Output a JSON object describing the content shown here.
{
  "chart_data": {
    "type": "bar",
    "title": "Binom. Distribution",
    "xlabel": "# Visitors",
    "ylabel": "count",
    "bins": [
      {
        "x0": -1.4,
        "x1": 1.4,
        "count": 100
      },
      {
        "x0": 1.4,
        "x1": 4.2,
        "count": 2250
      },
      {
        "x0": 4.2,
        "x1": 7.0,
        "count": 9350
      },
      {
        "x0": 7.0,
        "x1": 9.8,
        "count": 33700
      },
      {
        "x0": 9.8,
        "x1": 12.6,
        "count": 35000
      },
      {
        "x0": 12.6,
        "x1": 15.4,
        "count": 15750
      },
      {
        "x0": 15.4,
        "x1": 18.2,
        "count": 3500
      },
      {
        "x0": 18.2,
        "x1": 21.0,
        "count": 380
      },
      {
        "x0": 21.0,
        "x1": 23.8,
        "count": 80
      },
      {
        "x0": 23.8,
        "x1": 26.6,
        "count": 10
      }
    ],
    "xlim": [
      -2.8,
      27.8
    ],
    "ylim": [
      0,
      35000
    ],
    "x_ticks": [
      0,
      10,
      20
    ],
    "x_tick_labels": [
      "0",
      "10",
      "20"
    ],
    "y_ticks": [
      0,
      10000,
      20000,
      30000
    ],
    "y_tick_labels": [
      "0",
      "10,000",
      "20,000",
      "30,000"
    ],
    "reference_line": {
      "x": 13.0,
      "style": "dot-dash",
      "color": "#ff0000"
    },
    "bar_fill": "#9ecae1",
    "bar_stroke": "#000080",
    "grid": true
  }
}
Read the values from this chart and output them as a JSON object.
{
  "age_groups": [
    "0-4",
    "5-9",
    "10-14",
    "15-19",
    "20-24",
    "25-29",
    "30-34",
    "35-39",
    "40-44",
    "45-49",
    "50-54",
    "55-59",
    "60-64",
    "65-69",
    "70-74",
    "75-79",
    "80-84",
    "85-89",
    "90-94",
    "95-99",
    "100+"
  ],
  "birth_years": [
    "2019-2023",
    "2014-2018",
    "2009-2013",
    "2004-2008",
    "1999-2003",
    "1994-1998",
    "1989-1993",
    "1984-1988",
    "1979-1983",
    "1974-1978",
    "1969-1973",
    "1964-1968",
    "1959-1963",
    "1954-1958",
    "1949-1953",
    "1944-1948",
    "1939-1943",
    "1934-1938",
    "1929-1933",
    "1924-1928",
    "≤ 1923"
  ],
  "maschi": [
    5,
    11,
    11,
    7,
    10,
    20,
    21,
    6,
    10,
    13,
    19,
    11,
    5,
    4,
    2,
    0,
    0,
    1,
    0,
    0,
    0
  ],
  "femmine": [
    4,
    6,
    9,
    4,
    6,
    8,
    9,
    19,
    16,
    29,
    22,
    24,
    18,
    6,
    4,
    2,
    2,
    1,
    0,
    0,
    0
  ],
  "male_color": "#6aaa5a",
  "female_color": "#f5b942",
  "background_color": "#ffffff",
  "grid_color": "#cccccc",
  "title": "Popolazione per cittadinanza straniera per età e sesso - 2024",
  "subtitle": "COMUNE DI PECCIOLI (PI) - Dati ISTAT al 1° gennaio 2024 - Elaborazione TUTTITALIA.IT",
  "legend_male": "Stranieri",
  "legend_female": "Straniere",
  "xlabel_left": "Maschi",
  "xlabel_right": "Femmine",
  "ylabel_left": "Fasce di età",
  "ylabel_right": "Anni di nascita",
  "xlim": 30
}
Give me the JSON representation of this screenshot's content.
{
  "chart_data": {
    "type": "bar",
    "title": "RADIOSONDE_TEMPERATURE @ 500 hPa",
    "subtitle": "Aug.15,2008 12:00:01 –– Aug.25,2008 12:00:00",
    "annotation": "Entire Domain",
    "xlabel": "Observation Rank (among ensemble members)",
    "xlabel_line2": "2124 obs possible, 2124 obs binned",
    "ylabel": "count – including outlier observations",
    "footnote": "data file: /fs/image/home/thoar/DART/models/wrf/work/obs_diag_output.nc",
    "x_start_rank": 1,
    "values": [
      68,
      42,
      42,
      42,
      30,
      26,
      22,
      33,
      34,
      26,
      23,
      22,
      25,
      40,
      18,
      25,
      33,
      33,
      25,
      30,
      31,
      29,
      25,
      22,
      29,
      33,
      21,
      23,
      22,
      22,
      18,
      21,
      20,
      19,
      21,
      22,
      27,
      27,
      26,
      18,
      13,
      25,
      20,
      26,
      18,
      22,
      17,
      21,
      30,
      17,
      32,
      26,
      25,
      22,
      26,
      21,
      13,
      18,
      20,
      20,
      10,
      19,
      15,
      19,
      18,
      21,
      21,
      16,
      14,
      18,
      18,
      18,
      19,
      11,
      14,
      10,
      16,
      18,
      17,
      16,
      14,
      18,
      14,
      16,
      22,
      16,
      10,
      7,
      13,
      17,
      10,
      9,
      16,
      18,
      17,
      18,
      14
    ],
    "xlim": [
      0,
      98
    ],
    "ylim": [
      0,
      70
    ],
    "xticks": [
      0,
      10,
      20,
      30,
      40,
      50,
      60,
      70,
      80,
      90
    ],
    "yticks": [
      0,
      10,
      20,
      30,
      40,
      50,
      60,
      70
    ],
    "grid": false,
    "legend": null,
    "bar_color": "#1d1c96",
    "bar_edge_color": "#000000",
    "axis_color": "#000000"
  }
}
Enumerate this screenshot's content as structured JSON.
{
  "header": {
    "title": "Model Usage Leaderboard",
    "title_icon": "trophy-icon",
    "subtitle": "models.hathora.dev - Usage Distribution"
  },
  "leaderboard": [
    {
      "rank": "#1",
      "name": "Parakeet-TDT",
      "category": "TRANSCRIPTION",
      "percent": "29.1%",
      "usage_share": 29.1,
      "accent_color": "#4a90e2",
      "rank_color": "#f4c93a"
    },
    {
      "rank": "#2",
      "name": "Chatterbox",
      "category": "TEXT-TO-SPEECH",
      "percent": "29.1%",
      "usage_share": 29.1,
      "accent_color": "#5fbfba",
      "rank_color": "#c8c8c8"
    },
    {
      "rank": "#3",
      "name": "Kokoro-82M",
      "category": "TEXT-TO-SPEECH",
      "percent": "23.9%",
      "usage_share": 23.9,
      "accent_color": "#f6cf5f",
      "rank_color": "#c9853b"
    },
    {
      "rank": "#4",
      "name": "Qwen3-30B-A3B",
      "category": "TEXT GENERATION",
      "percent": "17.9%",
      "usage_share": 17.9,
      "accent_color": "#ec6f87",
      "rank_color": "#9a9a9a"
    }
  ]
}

YOUR INSTRUCTIONS ▸
Extract, from the listing above, every line where the string "percent" occurs.

FINISHED ANSWER ▸
      "percent": "29.1%",
      "percent": "29.1%",
      "percent": "23.9%",
      "percent": "17.9%",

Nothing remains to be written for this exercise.